> **TASK REQUIREMENTS**
Every line of the material is to be repeated exactly as it stands.
* * * * *
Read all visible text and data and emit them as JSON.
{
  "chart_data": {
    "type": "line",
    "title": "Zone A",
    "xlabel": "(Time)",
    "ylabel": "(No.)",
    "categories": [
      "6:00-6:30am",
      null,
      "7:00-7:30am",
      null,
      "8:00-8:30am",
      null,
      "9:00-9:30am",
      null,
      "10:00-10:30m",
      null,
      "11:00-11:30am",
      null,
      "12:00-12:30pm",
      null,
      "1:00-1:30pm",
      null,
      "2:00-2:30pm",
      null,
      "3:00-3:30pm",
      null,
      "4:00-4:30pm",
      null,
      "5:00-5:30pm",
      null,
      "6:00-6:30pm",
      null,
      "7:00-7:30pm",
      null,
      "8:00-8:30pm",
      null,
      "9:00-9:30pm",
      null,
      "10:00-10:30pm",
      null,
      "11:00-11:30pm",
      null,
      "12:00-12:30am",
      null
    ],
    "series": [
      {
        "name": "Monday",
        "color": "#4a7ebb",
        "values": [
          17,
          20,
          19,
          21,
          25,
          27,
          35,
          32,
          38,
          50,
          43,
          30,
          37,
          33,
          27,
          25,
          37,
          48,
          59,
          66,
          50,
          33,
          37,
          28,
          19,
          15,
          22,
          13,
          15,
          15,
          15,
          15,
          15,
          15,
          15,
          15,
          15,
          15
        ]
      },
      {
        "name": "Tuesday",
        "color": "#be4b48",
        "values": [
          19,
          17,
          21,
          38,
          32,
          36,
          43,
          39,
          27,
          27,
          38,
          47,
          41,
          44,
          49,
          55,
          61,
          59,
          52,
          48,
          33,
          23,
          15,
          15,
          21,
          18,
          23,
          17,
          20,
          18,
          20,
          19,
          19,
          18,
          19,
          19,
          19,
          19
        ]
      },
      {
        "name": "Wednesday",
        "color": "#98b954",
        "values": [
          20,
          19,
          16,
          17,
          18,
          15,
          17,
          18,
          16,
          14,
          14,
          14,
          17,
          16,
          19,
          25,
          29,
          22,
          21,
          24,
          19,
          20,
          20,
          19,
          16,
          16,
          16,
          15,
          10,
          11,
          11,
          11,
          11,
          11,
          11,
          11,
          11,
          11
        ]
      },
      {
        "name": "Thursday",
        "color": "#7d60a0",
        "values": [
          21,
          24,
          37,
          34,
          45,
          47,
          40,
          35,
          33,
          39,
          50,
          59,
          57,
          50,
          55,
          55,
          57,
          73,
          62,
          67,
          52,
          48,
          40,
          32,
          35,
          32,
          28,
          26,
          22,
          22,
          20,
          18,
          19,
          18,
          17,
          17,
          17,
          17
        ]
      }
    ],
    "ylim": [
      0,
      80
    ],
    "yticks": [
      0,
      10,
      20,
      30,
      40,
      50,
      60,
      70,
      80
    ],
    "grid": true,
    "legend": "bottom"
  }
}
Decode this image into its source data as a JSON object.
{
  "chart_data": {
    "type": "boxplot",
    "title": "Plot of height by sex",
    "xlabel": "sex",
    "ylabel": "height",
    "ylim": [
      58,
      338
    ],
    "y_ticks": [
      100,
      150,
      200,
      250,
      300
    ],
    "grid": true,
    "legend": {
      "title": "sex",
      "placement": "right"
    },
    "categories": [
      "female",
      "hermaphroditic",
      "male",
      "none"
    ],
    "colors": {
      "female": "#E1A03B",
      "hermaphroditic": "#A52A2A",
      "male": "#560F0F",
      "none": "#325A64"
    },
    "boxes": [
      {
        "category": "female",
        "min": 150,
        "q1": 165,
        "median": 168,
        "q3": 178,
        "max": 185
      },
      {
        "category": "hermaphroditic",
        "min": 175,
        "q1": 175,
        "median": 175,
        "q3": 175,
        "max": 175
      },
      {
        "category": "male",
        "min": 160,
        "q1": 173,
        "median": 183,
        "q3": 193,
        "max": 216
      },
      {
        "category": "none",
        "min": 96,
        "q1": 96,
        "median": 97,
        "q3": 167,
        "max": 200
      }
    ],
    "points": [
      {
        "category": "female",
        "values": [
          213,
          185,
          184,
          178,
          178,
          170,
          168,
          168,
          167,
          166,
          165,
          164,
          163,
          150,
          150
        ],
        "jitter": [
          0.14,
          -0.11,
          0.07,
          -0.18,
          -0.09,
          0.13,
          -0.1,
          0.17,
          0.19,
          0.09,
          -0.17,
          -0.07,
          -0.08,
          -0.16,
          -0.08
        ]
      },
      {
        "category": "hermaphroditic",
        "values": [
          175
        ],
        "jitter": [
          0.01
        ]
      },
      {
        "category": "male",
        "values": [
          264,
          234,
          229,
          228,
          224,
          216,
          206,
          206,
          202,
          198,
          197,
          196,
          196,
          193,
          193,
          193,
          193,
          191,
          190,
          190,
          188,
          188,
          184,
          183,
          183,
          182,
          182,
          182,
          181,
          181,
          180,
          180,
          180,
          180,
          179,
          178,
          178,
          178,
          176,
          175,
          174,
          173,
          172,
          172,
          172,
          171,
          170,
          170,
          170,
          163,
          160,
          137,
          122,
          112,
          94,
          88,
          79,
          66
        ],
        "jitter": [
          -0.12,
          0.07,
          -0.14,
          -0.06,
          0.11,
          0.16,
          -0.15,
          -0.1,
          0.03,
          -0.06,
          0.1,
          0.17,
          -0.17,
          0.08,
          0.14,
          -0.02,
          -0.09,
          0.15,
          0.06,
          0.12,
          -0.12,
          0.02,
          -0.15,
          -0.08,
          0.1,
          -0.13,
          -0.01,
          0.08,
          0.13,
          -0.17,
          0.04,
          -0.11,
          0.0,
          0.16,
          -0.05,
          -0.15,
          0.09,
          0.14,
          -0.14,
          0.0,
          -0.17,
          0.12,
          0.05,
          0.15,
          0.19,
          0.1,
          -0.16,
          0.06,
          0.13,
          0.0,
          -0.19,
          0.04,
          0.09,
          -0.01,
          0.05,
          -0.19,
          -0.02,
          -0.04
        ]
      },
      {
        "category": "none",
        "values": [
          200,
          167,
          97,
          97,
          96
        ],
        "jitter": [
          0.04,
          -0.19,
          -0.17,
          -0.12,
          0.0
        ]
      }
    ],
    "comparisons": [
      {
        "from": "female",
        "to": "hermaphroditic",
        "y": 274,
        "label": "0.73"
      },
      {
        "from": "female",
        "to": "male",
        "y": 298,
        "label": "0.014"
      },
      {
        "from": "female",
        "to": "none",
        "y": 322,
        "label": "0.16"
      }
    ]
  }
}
* * * * *
> **EXPECTED ANSWER**
Read all visible text and data and emit them as JSON.
{
  "chart_data": {
    "type": "line",
    "title": "Zone A",
    "xlabel": "(Time)",
    "ylabel": "(No.)",
    "categories": [
      "6:00-6:30am",
      null,
      "7:00-7:30am",
      null,
      "8:00-8:30am",
      null,
      "9:00-9:30am",
      null,
      "10:00-10:30m",
      null,
      "11:00-11:30am",
      null,
      "12:00-12:30pm",
      null,
      "1:00-1:30pm",
      null,
      "2:00-2:30pm",
      null,
      "3:00-3:30pm",
      null,
      "4:00-4:30pm",
      null,
      "5:00-5:30pm",
      null,
      "6:00-6:30pm",
      null,
      "7:00-7:30pm",
      null,
      "8:00-8:30pm",
      null,
      "9:00-9:30pm",
      null,
      "10:00-10:30pm",
      null,
      "11:00-11:30pm",
      null,
      "12:00-12:30am",
      null
    ],
    "series": [
      {
        "name": "Monday",
        "color": "#4a7ebb",
        "values": [
          17,
          20,
          19,
          21,
          25,
          27,
          35,
          32,
          38,
          50,
          43,
          30,
          37,
          33,
          27,
          25,
          37,
          48,
          59,
          66,
          50,
          33,
          37,
          28,
          19,
          15,
          22,
          13,
          15,
          15,
          15,
          15,
          15,
          15,
          15,
          15,
          15,
          15
        ]
      },
      {
        "name": "Tuesday",
        "color": "#be4b48",
        "values": [
          19,
          17,
          21,
          38,
          32,
          36,
          43,
          39,
          27,
          27,
          38,
          47,
          41,
          44,
          49,
          55,
          61,
          59,
          52,
          48,
          33,
          23,
          15,
          15,
          21,
          18,
          23,
          17,
          20,
          18,
          20,
          19,
          19,
          18,
          19,
          19,
          19,
          19
        ]
      },
      {
        "name": "Wednesday",
        "color": "#98b954",
        "values": [
          20,
          19,
          16,
          17,
          18,
          15,
          17,
          18,
          16,
          14,
          14,
          14,
          17,
          16,
          19,
          25,
          29,
          22,
          21,
          24,
          19,
          20,
          20,
          19,
          16,
          16,
          16,
          15,
          10,
          11,
          11,
          11,
          11,
          11,
          11,
          11,
          11,
          11
        ]
      },
      {
        "name": "Thursday",
        "color": "#7d60a0",
        "values": [
          21,
          24,
          37,
          34,
          45,
          47,
          40,
          35,
          33,
          39,
          50,
          59,
          57,
          50,
          55,
          55,
          57,
          73,
          62,
          67,
          52,
          48,
          40,
          32,
          35,
          32,
          28,
          26,
          22,
          22,
          20,
          18,
          19,
          18,
          17,
          17,
          17,
          17
        ]
      }
    ],
    "ylim": [
      0,
      80
    ],
    "yticks": [
      0,
      10,
      20,
      30,
      40,
      50,
      60,
      70,
      80
    ],
    "grid": true,
    "legend": "bottom"
  }
}
Decode this image into its source data as a JSON object.
{
  "chart_data": {
    "type": "boxplot",
    "title": "Plot of height by sex",
    "xlabel": "sex",
    "ylabel": "height",
    "ylim": [
      58,
      338
    ],
    "y_ticks": [
      100,
      150,
      200,
      250,
      300
    ],
    "grid": true,
    "legend": {
      "title": "sex",
      "placement": "right"
    },
    "categories": [
      "female",
      "hermaphroditic",
      "male",
      "none"
    ],
    "colors": {
      "female": "#E1A03B",
      "hermaphroditic": "#A52A2A",
      "male": "#560F0F",
      "none": "#325A64"
    },
    "boxes": [
      {
        "category": "female",
        "min": 150,
        "q1": 165,
        "median": 168,
        "q3": 178,
        "max": 185
      },
      {
        "category": "hermaphroditic",
        "min": 175,
        "q1": 175,
        "median": 175,
        "q3": 175,
        "max": 175
      },
      {
        "category": "male",
        "min": 160,
        "q1": 173,
        "median": 183,
        "q3": 193,
        "max": 216
      },
      {
        "category": "none",
        "min": 96,
        "q1": 96,
        "median": 97,
        "q3": 167,
        "max": 200
      }
    ],
    "points": [
      {
        "category": "female",
        "values": [
          213,
          185,
          184,
          178,
          178,
          170,
          168,
          168,
          167,
          166,
          165,
          164,
          163,
          150,
          150
        ],
        "jitter": [
          0.14,
          -0.11,
          0.07,
          -0.18,
          -0.09,
          0.13,
          -0.1,
          0.17,
          0.19,
          0.09,
          -0.17,
          -0.07,
          -0.08,
          -0.16,
          -0.08
        ]
      },
      {
        "category": "hermaphroditic",
        "values": [
          175
        ],
        "jitter": [
          0.01
        ]
      },
      {
        "category": "male",
        "values": [
          264,
          234,
          229,
          228,
          224,
          216,
          206,
          206,
          202,
          198,
          197,
          196,
          196,
          193,
          193,
          193,
          193,
          191,
          190,
          190,
          188,
          188,
          184,
          183,
          183,
          182,
          182,
          182,
          181,
          181,
          180,
          180,
          180,
          180,
          179,
          178,
          178,
          178,
          176,
          175,
          174,
          173,
          172,
          172,
          172,
          171,
          170,
          170,
          170,
          163,
          160,
          137,
          122,
          112,
          94,
          88,
          79,
          66
        ],
        "jitter": [
          -0.12,
          0.07,
          -0.14,
          -0.06,
          0.11,
          0.16,
          -0.15,
          -0.1,
          0.03,
          -0.06,
          0.1,
          0.17,
          -0.17,
          0.08,
          0.14,
          -0.02,
          -0.09,
          0.15,
          0.06,
          0.12,
          -0.12,
          0.02,
          -0.15,
          -0.08,
          0.1,
          -0.13,
          -0.01,
          0.08,
          0.13,
          -0.17,
          0.04,
          -0.11,
          0.0,
          0.16,
          -0.05,
          -0.15,
          0.09,
          0.14,
          -0.14,
          0.0,
          -0.17,
          0.12,
          0.05,
          0.15,
          0.19,
          0.1,
          -0.16,
          0.06,
          0.13,
          0.0,
          -0.19,
          0.04,
          0.09,
          -0.01,
          0.05,
          -0.19,
          -0.02,
          -0.04
        ]
      },
      {
        "category": "none",
        "values": [
          200,
          167,
          97,
          97,
          96
        ],
        "jitter": [
          0.04,
          -0.19,
          -0.17,
          -0.12,
          0.0
        ]
      }
    ],
    "comparisons": [
      {
        "from": "female",
        "to": "hermaphroditic",
        "y": 274,
        "label": "0.73"
      },
      {
        "from": "female",
        "to": "male",
        "y": 298,
        "label": "0.014"
      },
      {
        "from": "female",
        "to": "none",
        "y": 322,
        "label": "0.16"
      }
    ]
  }
}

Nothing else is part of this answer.